- EXERCISE REQUIREMENTS:
Identify the lines that contain the string "Estrategias", then copy each of them.

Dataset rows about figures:
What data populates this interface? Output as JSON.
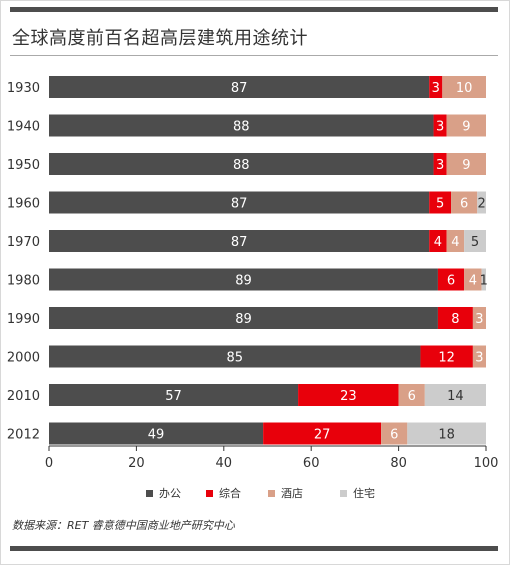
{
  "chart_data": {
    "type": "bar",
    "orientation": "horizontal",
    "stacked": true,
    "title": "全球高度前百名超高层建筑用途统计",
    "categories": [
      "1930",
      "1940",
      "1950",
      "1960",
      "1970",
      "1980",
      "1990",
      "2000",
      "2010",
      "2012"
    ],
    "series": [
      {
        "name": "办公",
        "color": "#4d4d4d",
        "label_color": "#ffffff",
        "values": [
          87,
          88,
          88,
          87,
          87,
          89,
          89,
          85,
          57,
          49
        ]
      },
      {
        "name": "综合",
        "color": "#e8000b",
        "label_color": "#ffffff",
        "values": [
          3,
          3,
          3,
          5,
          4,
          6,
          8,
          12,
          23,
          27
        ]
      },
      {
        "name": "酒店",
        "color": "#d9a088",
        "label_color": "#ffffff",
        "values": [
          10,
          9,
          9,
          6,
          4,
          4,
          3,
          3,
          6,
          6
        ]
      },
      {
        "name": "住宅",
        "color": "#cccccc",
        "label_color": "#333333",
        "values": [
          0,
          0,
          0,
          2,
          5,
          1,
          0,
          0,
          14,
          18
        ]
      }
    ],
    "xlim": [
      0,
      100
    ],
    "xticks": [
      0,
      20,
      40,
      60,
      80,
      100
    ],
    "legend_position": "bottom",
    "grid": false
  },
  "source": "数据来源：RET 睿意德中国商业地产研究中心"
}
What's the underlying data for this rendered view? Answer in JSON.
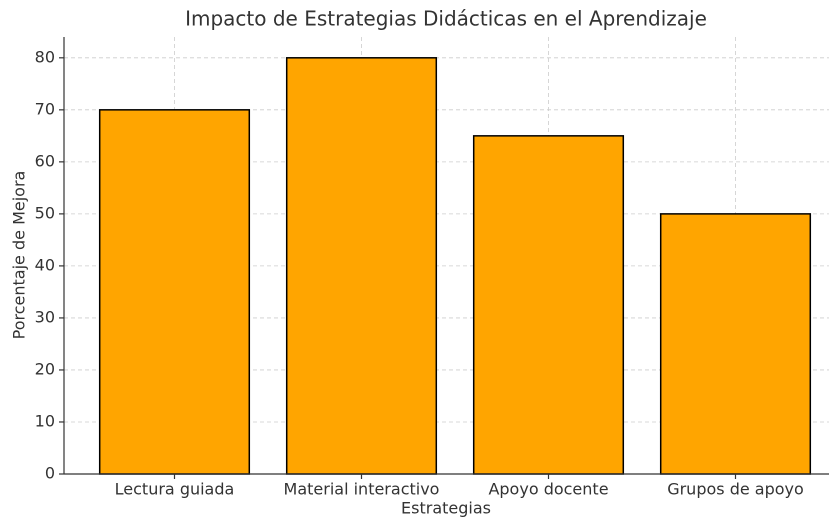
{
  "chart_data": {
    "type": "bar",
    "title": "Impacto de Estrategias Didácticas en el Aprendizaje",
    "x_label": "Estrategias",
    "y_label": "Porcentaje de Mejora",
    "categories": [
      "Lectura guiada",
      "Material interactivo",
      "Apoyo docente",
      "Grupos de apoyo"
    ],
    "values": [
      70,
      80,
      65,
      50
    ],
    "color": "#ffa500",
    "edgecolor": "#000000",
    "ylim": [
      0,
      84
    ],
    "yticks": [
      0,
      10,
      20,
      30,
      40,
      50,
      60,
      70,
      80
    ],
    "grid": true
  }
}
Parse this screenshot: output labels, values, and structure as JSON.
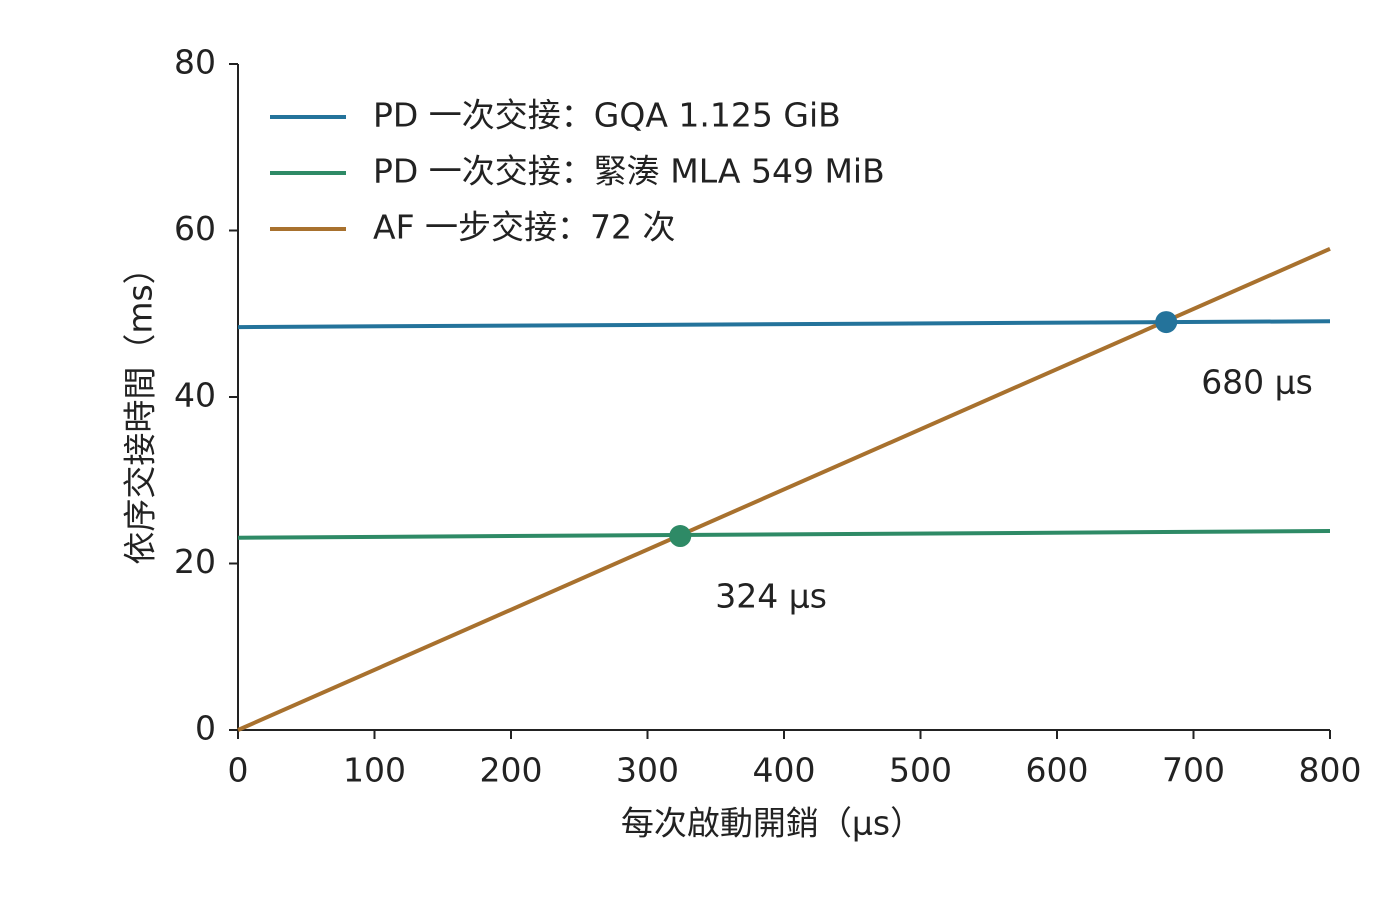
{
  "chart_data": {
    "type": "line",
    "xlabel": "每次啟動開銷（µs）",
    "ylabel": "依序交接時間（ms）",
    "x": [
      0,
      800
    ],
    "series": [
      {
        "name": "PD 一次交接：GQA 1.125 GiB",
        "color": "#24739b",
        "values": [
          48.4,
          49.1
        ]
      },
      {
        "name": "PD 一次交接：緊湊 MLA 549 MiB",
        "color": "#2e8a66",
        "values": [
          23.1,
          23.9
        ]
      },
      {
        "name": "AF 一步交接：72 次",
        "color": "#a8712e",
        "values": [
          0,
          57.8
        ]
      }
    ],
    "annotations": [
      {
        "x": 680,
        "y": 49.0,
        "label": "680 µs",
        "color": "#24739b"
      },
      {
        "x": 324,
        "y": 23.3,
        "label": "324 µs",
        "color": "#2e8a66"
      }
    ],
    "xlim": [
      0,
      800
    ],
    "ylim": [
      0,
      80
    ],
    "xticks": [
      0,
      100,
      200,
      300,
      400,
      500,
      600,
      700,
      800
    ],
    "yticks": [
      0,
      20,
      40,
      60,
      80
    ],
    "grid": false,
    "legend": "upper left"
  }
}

- OUTPUT OF THE EXERCISE:
    "title": "Impacto de Estrategias Didácticas en el Aprendizaje",
    "x_label": "Estrategias",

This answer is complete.